▸ **Stated problem**
Pull each line holding the word "structured" from the data.

▸ **Records provided**
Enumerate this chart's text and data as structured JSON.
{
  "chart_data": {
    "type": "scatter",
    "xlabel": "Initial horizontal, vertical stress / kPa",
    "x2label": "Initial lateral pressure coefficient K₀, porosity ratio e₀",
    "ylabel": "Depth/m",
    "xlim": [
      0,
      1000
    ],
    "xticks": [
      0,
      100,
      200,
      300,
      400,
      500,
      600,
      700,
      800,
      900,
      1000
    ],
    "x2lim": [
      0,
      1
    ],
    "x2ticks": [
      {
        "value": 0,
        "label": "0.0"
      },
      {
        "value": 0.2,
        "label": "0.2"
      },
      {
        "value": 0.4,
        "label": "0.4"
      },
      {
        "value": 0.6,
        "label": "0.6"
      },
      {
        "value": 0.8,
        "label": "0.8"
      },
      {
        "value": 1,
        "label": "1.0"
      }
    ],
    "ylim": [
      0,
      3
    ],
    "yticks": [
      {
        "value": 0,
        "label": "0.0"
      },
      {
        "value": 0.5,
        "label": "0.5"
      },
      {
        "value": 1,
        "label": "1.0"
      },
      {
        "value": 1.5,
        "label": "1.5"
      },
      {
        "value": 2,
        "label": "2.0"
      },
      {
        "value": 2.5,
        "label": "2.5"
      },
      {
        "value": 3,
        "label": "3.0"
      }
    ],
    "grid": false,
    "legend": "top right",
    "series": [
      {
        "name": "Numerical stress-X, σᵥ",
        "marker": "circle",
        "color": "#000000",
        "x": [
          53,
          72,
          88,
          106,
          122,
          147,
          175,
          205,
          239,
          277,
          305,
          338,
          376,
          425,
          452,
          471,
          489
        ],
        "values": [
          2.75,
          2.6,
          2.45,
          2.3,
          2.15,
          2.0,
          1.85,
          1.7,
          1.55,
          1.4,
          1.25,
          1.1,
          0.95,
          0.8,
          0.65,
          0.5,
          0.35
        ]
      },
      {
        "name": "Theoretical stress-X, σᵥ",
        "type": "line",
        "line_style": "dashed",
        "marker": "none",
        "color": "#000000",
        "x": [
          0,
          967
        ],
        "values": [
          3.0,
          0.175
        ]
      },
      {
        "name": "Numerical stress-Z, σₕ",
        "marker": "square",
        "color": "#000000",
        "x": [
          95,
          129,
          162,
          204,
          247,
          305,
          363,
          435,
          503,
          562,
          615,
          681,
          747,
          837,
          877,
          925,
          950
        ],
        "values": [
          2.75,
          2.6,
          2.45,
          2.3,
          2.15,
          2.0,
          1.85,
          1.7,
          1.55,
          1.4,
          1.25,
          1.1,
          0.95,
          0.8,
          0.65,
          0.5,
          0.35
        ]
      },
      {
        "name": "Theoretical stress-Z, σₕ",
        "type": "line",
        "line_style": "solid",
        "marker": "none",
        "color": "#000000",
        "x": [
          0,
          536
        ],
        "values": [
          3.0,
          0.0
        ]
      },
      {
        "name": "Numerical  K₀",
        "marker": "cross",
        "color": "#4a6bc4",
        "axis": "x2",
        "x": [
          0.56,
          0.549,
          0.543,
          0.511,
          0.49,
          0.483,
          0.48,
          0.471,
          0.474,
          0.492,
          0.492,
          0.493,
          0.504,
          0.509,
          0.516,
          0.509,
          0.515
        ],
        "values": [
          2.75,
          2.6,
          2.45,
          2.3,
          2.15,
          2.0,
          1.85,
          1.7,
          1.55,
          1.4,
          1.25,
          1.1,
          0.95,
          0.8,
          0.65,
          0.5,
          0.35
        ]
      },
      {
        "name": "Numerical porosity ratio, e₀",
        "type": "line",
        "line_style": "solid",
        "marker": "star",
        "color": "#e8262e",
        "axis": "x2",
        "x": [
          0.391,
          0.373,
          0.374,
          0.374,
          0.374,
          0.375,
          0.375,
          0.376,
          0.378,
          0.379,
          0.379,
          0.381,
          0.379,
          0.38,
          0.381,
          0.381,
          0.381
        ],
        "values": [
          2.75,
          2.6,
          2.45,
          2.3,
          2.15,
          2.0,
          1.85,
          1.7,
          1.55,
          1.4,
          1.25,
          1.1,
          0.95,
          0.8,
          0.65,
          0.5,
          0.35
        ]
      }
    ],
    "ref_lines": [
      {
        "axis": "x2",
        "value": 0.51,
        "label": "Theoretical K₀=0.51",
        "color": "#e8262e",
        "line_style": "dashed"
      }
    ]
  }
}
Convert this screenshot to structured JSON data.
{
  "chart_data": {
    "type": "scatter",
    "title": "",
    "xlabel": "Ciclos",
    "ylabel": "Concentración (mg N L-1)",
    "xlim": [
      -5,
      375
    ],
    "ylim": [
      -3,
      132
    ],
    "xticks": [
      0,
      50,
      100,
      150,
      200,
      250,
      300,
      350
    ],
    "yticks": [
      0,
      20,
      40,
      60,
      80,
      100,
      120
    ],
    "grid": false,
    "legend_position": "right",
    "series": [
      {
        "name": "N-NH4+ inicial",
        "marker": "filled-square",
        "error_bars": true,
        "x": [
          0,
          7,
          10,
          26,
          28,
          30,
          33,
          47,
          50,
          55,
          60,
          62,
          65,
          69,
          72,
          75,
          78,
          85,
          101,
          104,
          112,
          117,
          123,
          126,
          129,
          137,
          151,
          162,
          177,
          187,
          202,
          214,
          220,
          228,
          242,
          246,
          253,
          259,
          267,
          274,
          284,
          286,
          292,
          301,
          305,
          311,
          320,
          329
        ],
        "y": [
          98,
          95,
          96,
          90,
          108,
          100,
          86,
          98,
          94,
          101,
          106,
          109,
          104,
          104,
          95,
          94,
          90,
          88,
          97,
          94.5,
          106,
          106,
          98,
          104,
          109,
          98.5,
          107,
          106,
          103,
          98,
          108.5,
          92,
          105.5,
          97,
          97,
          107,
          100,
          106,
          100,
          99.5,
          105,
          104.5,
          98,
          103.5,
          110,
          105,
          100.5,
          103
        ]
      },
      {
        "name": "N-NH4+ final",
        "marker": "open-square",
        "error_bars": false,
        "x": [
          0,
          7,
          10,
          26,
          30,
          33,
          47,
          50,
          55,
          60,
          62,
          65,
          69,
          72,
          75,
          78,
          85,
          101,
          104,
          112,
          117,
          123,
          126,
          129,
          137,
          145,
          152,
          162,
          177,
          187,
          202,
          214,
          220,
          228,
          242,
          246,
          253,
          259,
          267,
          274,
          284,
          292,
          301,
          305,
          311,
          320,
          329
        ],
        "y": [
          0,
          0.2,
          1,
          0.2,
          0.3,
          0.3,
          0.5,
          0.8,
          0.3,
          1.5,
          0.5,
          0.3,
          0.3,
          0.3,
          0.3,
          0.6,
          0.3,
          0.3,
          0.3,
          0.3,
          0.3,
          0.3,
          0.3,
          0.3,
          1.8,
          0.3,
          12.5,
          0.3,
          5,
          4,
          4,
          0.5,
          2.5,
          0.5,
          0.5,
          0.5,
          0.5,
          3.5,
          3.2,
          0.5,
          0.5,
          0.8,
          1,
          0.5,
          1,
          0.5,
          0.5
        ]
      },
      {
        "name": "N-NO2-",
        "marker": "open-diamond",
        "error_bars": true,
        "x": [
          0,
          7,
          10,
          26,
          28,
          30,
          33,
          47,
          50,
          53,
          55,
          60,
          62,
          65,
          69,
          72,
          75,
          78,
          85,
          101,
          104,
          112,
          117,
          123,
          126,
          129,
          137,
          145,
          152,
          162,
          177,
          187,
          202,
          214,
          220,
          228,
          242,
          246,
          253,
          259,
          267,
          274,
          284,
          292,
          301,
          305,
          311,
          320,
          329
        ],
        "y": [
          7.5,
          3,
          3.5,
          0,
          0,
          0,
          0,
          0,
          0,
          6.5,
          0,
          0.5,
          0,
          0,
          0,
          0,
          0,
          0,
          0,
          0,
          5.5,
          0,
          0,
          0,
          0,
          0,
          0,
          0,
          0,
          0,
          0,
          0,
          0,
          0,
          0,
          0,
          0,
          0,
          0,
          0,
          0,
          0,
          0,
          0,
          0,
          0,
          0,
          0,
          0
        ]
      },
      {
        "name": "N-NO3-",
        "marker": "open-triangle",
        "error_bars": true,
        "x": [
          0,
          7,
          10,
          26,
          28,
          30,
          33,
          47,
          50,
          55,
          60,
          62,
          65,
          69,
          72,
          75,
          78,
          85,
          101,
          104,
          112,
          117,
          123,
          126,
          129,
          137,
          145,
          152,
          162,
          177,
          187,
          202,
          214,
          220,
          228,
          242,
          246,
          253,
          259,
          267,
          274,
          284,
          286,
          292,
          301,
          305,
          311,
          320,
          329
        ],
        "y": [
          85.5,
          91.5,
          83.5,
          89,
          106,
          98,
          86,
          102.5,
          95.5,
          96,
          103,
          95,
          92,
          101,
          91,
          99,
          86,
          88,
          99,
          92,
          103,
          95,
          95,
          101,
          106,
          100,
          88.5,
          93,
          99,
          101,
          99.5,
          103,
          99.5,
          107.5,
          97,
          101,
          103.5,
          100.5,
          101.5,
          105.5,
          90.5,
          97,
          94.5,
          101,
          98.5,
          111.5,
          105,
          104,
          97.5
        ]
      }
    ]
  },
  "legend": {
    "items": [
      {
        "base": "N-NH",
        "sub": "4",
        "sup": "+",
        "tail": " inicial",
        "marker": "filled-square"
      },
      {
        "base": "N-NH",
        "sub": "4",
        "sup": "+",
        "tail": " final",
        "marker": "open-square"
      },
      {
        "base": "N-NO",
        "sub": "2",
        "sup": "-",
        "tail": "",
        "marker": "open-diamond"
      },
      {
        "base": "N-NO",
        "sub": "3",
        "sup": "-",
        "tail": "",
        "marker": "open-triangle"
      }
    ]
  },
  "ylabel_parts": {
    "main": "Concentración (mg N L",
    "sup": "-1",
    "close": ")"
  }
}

▸ **Right answer**
Enumerate this chart's text and data as structured JSON.
Convert this screenshot to structured JSON data.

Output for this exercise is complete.